Task material –

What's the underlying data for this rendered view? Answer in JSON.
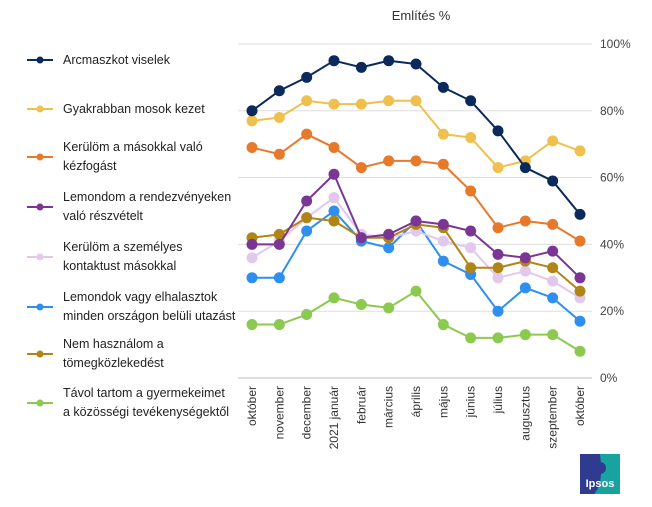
{
  "chart_data": {
    "type": "line",
    "title": "Említés %",
    "xlabel": "",
    "ylabel": "",
    "ylim": [
      0,
      100
    ],
    "y_ticks": [
      "0%",
      "20%",
      "40%",
      "60%",
      "80%",
      "100%"
    ],
    "y_axis_side": "right",
    "grid": true,
    "legend_placement": "left",
    "categories": [
      "október",
      "november",
      "december",
      "2021 január",
      "február",
      "március",
      "április",
      "május",
      "június",
      "július",
      "augusztus",
      "szeptember",
      "október"
    ],
    "series": [
      {
        "name": "Arcmaszkot viselek",
        "color": "#0b2a5b",
        "values": [
          80,
          86,
          90,
          95,
          93,
          95,
          94,
          87,
          83,
          74,
          63,
          59,
          49
        ]
      },
      {
        "name": "Gyakrabban mosok kezet",
        "color": "#f0c04f",
        "values": [
          77,
          78,
          83,
          82,
          82,
          83,
          83,
          73,
          72,
          63,
          65,
          71,
          68
        ]
      },
      {
        "name": "Kerülöm a másokkal való\nkézfogást",
        "color": "#e8792b",
        "values": [
          69,
          67,
          73,
          69,
          63,
          65,
          65,
          64,
          56,
          45,
          47,
          46,
          41
        ]
      },
      {
        "name": "Lemondom a rendezvényeken\nvaló részvételt",
        "color": "#7b3594",
        "values": [
          40,
          40,
          53,
          61,
          42,
          43,
          47,
          46,
          44,
          37,
          36,
          38,
          30
        ]
      },
      {
        "name": "Kerülöm a személyes\nkontaktust másokkal",
        "color": "#e2c8ec",
        "values": [
          36,
          41,
          48,
          54,
          43,
          42,
          44,
          41,
          39,
          30,
          32,
          29,
          24
        ]
      },
      {
        "name": "Lemondok vagy elhalasztok\nminden országon belüli utazást",
        "color": "#2e8ff0",
        "values": [
          30,
          30,
          44,
          50,
          41,
          39,
          47,
          35,
          31,
          20,
          27,
          24,
          17
        ]
      },
      {
        "name": "Nem használom a\ntömegközlekedést",
        "color": "#b08518",
        "values": [
          42,
          43,
          48,
          47,
          42,
          42,
          46,
          45,
          33,
          33,
          35,
          33,
          26
        ]
      },
      {
        "name": "Távol tartom a gyermekeimet\na közösségi tevékenységektől",
        "color": "#8cc94f",
        "values": [
          16,
          16,
          19,
          24,
          22,
          21,
          26,
          16,
          12,
          12,
          13,
          13,
          8
        ]
      }
    ]
  },
  "logo": {
    "text": "Ipsos"
  }
}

Goal – Looking at the entries above, state how many lines contain "másokkal"; give the number alone.

The output – 2